-- Start of EXTRACTED MATERIAL --
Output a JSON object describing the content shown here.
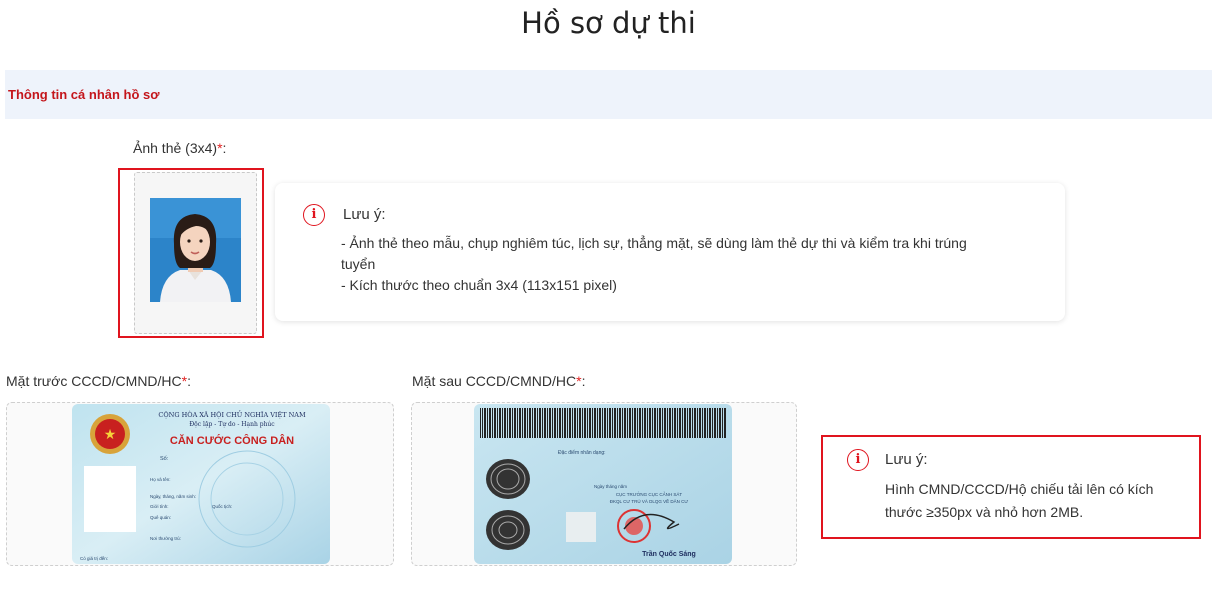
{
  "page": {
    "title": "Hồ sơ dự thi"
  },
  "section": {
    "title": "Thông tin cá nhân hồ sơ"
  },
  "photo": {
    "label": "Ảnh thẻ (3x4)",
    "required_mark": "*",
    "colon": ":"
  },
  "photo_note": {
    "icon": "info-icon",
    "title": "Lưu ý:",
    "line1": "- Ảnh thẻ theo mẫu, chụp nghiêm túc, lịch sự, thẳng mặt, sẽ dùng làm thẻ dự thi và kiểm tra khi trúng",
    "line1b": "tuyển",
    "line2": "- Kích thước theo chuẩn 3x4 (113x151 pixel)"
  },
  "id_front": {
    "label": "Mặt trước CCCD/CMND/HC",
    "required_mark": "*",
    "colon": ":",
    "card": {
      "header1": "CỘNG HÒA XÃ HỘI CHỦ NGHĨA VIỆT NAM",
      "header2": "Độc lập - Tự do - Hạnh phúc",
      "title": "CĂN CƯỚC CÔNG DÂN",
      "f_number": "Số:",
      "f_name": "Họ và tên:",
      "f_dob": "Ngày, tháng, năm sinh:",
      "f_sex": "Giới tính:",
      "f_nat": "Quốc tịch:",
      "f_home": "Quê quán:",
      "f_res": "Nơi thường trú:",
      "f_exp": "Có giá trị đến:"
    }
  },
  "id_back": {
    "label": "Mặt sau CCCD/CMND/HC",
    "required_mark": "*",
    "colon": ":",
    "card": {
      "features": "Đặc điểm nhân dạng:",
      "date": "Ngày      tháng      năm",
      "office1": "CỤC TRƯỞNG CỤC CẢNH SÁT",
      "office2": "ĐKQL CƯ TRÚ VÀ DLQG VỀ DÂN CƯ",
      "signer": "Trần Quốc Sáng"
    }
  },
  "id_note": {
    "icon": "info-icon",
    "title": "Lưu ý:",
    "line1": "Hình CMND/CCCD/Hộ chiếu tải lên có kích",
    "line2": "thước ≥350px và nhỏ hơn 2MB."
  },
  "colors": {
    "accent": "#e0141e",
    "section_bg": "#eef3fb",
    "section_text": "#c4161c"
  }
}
-- End of EXTRACTED MATERIAL --
-- Start of EXTRACTED MATERIAL --
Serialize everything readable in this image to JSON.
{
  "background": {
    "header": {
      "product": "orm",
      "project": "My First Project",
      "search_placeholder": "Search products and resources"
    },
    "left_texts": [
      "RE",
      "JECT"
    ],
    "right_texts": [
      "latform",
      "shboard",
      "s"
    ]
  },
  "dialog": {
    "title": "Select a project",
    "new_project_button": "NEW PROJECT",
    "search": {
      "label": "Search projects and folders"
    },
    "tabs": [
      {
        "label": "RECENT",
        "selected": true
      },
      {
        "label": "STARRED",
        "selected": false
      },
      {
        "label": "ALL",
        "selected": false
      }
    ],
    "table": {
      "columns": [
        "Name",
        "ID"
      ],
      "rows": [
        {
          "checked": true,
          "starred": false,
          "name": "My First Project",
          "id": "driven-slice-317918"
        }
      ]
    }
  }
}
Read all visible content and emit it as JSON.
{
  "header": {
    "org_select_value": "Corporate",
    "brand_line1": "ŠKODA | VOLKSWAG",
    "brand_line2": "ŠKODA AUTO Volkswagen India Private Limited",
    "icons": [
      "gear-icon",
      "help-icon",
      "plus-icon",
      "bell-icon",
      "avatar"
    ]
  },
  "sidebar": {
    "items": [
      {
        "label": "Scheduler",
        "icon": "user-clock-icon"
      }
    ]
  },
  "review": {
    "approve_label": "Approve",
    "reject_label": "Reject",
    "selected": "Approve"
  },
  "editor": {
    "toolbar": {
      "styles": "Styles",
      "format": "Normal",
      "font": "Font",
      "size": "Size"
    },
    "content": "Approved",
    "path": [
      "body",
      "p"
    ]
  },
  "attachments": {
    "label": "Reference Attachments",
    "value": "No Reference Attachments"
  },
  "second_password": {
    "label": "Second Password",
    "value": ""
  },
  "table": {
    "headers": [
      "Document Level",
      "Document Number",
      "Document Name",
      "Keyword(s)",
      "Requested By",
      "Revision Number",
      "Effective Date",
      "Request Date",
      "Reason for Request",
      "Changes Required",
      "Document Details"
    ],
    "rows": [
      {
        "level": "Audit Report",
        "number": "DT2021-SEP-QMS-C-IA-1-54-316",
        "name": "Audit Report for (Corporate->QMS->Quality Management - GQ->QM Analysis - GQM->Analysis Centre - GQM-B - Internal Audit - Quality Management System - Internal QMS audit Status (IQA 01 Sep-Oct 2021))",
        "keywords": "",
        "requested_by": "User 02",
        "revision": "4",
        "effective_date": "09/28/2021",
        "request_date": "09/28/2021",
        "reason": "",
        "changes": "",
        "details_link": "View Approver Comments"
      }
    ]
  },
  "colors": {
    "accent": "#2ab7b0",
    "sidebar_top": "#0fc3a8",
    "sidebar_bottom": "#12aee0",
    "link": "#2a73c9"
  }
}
-- End of EXTRACTED MATERIAL --
→ GIVEN EXERCISE:
For each line of the listing that holds the word "selected", show that line.

→ WRITTEN ANSWER:
        "selected": true
        "selected": false
        "selected": false
    "selected": "Approve"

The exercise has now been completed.